__SELECTED EXCERPT__:
If you’re like us, you’ve probably wondered what famous people add to their carts. Not the JAR brooch and Louis XV chair, but the hand sanitizer and the electric toothbrush. We asked writer Laura Lippman, whose new novel Lady in the Lake comes out later this month, about the double boiler, gin, and niche candies she can’t live without.
These notebooks are handsome, not expensive, and never make me feel like I have to have a truly great thought in order to write in them. They’re slim, fit in any backpack, and since they’re only about 60 pages, I actually manage to fill them up, which feels like an accomplishment.
Speaking of accomplishments, I love crossing items off a to-do list. These, which have silly headers, such as “Nevertheless She Persisted,” and “WTF Am I Doing,” make the crossing part particularly fun.
I read a profile of Alison Roman that Emily Gould wrote, and was struck by the fact that she makes a point to shop at a really normal grocery store while recipe testing. This is very useful for me, because in Baltimore, where I live, I only have a Harris Teeter and a Shoppers Food Warehouse — having recipes that allow me to cook with ingredients I can actually find is invaluable.
Goldenberg’s Peanut Chews — which are basically peanuts and molasses covered in chocolate — are super easy to find in Baltimore (even at 7-Elevens), because they’re made in Pennsylvania. They’re not so easy to find in other parts of the country, which is a shame, because they’re incredibly delicious.
I have never owned a microwave, and have never sought to own a microwave. It makes food taste bad. So instead, I reheat my leftovers in a double boiler, which is a far superior device. It heats stews and protein dishes up without stripping them of their taste or burning them, and, you can use the bottom part just as a regular pan. I make popcorn in that bottom part, even. Microwave popcorn is the worst. I get depressed thinking about the times in my life that I’ve eaten it.

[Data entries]

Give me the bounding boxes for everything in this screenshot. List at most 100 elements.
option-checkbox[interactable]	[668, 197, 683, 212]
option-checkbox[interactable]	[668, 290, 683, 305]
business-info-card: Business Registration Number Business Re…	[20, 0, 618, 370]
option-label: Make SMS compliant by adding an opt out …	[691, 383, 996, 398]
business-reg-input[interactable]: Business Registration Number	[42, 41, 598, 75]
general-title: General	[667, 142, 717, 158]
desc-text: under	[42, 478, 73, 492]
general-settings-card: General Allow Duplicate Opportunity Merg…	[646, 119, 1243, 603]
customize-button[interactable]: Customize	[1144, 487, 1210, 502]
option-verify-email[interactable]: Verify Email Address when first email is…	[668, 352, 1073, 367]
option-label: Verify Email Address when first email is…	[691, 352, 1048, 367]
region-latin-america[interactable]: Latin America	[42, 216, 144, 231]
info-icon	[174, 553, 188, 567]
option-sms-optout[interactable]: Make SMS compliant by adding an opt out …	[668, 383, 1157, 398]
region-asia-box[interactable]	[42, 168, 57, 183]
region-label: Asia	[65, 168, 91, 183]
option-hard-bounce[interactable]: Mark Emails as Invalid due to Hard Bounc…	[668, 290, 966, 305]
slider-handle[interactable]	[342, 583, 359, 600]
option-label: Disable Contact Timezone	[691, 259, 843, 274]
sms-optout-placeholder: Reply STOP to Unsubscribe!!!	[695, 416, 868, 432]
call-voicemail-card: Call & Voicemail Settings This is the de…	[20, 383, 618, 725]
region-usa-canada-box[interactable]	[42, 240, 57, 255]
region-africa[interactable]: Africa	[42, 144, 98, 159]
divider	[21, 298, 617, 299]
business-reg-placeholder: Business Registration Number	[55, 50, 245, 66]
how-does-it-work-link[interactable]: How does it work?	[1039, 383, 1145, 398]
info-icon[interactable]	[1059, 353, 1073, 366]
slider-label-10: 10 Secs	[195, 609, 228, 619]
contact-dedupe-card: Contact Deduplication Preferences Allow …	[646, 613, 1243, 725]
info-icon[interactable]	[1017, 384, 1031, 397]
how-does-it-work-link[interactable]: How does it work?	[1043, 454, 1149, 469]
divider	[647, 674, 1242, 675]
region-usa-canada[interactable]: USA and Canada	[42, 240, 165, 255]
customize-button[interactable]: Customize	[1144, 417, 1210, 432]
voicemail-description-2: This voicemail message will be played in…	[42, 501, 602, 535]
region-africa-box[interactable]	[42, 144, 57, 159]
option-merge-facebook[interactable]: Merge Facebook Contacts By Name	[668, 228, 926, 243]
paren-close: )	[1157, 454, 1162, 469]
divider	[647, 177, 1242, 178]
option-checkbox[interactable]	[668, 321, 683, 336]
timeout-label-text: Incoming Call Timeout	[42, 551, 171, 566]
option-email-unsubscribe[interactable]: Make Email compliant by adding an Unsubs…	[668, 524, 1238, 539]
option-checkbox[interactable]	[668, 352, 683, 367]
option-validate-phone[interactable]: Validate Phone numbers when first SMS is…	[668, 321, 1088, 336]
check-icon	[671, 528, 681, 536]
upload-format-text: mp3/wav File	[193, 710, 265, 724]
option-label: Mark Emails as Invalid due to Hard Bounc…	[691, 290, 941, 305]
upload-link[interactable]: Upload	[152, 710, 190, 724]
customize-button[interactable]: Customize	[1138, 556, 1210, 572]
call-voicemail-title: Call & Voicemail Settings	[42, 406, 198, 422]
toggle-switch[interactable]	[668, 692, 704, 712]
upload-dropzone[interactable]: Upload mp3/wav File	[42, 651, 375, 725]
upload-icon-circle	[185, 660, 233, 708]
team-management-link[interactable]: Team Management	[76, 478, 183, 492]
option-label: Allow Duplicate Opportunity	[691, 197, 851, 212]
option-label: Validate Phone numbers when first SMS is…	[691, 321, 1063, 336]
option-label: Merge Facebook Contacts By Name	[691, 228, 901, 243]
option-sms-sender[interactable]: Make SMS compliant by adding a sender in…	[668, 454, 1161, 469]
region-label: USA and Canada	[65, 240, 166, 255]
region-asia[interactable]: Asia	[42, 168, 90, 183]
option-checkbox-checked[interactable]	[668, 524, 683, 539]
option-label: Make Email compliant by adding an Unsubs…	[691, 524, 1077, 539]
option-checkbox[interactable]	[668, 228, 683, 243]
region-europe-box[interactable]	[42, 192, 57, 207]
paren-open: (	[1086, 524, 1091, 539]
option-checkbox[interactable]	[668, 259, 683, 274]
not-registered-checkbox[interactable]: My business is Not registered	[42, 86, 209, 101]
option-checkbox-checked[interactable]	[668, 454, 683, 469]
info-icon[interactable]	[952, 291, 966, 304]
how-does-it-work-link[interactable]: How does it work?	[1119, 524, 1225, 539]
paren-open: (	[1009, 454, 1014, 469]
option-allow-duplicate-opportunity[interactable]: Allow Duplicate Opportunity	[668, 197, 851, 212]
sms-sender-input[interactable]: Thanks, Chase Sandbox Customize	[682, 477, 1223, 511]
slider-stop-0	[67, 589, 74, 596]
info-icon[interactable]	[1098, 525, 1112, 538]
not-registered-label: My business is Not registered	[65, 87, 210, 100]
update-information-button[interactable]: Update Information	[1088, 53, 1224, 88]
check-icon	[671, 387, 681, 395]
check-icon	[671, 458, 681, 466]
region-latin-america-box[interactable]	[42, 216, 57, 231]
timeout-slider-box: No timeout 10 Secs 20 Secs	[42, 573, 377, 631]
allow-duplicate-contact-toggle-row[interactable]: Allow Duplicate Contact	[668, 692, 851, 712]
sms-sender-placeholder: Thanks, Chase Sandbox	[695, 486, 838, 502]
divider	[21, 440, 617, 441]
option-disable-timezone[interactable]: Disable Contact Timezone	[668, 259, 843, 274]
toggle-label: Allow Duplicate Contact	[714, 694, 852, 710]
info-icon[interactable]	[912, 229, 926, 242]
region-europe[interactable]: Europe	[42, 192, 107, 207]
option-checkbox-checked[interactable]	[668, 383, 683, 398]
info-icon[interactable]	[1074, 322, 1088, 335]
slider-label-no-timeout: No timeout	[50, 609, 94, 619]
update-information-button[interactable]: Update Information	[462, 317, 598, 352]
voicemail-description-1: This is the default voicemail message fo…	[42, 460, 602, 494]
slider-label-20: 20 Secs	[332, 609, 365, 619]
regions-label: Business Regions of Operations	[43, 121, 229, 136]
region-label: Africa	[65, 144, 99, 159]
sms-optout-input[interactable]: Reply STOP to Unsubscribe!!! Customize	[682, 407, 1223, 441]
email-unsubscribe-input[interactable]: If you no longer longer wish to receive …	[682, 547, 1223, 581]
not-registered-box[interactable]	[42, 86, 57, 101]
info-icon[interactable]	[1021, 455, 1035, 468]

__ASSIGNED TASK A__:
Using the Laura Lippman shopping text, answer these:
(i) In what city does the writer live?
(ii) About how many pages do the notebooks have?
(iii) What does the writer use to reheat leftovers?
__ASSIGNED TASK B__: Rewrite the Laura Lippman shopping text from "If you’re like" to "can’t live without.", swapping "hand sanitizer" for "dish soap".

__ANSWER SECTION A__:
(i) Baltimore
(ii) About 60
(iii) A double boiler

__ANSWER SECTION B__:
If you’re like us, you’ve probably wondered what famous people add to their carts. Not the JAR brooch and Louis XV chair, but the dish soap and the electric toothbrush. We asked writer Laura Lippman, whose new novel Lady in the Lake comes out later this month, about the double boiler, gin, and niche candies she can’t live without.